▼

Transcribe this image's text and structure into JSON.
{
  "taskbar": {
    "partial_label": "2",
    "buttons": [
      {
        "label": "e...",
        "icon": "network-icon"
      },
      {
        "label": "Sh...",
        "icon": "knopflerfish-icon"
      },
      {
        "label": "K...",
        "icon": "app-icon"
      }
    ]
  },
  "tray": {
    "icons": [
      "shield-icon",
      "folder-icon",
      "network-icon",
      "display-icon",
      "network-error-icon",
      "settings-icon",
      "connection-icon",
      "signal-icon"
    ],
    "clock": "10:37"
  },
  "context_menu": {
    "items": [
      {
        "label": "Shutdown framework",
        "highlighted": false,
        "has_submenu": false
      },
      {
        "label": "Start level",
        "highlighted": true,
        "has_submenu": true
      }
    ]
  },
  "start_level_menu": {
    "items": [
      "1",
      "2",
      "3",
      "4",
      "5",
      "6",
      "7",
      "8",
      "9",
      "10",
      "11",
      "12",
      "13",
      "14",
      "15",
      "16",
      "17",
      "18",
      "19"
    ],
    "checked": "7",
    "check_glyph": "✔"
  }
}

▲

Directions for this task = Every line of the records that includes the word "network" should be gathered.

The reply =
        "icon": "network-icon"
      "network-icon",
      "network-error-icon",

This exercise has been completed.